Task requirements
A. In the tornado report analysis, list every named argument supplied directly to the inla() call, without counting arguments nested inside list().
B. Output a verbatim copy of the part of the tornado report analysis that starts at the words "plot of chunk" and ends after the words "-mean(log(modF4F5$cpo$cpo))".

Text passage
FIGURE 7: Posterior densities for the covariate parameters. The blue line is the parameter for the Gulf of Alaska (GAK) SST covariate and the red line is the parameter for the western Caribbean (WCA) SST covariate. The densities are plotted for the percent change in the number of reports per $\circ$C.

multiplot(p8a, p8b, p8c, p8d, cols = 2)

plot of chunk obsVsPredPlot

FIGURE 8: Observed versus predicted annual tornado report counts by F-scale group.

formula1 = F4F5 ~ FebGOM + FebGAK + f(YEAR, model = "rw1")
modF4F5 = inla(formula1, family = "nbinomial", data = annual, control.compute = list(dic = TRUE, 
    cpo = TRUE), control.predictor = list(link = 1))
summary(modF4F5)
ad.test(modF4F5$cpo$pit, distr.fun = punif)$p.value
-mean(log(modF4F5$cpo$cpo))

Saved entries
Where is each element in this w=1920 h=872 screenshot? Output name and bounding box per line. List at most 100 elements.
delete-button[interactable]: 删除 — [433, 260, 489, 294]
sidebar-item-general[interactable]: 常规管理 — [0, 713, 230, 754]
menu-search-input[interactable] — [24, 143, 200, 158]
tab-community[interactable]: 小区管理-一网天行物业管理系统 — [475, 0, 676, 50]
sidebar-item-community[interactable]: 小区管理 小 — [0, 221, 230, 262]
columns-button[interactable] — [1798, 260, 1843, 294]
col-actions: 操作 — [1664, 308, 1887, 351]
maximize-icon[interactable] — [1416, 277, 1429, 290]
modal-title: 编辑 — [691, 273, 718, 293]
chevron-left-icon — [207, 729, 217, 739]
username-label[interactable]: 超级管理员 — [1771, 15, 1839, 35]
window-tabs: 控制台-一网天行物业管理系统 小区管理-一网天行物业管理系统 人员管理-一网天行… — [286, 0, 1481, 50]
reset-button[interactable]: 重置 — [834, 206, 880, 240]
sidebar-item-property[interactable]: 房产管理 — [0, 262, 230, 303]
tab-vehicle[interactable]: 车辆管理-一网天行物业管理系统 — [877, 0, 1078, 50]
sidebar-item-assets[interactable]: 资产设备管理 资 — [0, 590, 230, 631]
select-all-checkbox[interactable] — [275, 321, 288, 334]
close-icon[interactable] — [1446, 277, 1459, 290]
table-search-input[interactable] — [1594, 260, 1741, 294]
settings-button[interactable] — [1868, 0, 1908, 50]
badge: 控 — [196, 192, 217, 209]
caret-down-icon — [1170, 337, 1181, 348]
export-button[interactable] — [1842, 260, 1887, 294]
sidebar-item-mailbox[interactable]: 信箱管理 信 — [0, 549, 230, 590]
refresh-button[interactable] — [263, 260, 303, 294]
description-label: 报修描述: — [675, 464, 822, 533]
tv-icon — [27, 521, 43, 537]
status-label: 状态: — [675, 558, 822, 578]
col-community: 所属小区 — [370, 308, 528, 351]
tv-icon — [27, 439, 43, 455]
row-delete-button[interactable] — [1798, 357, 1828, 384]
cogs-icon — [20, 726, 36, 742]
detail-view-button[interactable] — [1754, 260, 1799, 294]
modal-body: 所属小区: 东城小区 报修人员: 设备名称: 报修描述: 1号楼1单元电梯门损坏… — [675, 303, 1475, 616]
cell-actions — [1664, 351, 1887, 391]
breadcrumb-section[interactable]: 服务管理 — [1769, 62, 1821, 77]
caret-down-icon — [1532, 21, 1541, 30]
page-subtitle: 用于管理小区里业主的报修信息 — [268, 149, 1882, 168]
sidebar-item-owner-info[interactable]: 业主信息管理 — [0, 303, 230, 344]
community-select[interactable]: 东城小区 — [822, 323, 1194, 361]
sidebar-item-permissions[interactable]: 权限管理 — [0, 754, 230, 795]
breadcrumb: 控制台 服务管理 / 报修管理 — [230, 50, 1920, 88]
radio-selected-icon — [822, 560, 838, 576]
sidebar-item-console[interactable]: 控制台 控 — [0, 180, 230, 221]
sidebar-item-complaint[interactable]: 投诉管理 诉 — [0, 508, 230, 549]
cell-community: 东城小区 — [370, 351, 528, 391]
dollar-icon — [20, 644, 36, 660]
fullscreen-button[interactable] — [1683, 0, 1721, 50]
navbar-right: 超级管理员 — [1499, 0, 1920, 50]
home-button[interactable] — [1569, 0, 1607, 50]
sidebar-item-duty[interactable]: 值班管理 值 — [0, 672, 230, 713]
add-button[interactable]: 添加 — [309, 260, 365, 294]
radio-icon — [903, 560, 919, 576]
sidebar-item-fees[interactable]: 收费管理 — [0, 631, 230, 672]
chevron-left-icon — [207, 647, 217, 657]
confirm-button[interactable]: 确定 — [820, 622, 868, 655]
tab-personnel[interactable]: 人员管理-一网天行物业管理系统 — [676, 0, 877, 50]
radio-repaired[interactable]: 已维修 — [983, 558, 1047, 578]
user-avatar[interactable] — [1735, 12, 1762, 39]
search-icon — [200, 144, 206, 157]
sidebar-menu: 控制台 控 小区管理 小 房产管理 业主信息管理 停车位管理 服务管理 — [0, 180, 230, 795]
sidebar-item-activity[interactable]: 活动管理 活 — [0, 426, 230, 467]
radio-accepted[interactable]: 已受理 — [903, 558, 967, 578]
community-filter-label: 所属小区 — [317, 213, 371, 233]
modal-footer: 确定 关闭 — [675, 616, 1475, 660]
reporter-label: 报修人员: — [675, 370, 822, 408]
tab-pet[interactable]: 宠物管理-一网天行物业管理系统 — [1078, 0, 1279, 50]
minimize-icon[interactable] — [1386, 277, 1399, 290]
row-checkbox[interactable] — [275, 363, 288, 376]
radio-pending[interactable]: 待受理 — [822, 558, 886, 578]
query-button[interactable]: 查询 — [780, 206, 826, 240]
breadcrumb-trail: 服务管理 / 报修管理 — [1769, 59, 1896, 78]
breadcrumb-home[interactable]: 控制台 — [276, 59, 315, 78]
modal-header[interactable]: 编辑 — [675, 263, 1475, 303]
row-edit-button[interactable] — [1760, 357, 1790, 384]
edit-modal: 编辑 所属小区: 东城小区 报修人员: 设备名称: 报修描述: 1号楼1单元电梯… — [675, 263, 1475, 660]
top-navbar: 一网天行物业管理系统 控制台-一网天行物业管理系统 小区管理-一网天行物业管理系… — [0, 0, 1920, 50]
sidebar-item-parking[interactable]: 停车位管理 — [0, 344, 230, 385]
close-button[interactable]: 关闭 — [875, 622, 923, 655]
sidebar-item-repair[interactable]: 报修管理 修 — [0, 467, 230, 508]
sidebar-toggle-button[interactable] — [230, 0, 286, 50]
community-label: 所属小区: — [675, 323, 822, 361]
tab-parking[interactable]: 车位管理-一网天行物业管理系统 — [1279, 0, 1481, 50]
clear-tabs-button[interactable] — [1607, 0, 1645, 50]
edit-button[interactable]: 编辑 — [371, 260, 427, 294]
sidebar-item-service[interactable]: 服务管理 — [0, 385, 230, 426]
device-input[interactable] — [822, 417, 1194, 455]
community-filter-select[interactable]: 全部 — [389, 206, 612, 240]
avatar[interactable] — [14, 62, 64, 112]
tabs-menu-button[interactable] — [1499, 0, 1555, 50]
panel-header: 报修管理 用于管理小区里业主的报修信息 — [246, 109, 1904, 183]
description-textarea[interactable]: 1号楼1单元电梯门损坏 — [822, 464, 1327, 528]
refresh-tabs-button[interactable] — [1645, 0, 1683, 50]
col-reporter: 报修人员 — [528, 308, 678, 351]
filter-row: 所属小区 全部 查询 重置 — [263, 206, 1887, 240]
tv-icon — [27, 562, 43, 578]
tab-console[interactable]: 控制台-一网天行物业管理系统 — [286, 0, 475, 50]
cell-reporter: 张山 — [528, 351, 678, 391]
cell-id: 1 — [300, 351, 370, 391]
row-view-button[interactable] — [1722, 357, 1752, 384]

Responses in order
A. family, data, control.compute, control.predictor

B.
plot of chunk obsVsPredPlot

FIGURE 8: Observed versus predicted annual tornado report counts by F-scale group.

formula1 = F4F5 ~ FebGOM + FebGAK + f(YEAR, model = "rw1")
modF4F5 = inla(formula1, family = "nbinomial", data = annual, control.compute = list(dic = TRUE, 
    cpo = TRUE), control.predictor = list(link = 1))
summary(modF4F5)
ad.test(modF4F5$cpo$pit, distr.fun = punif)$p.value
-mean(log(modF4F5$cpo$cpo))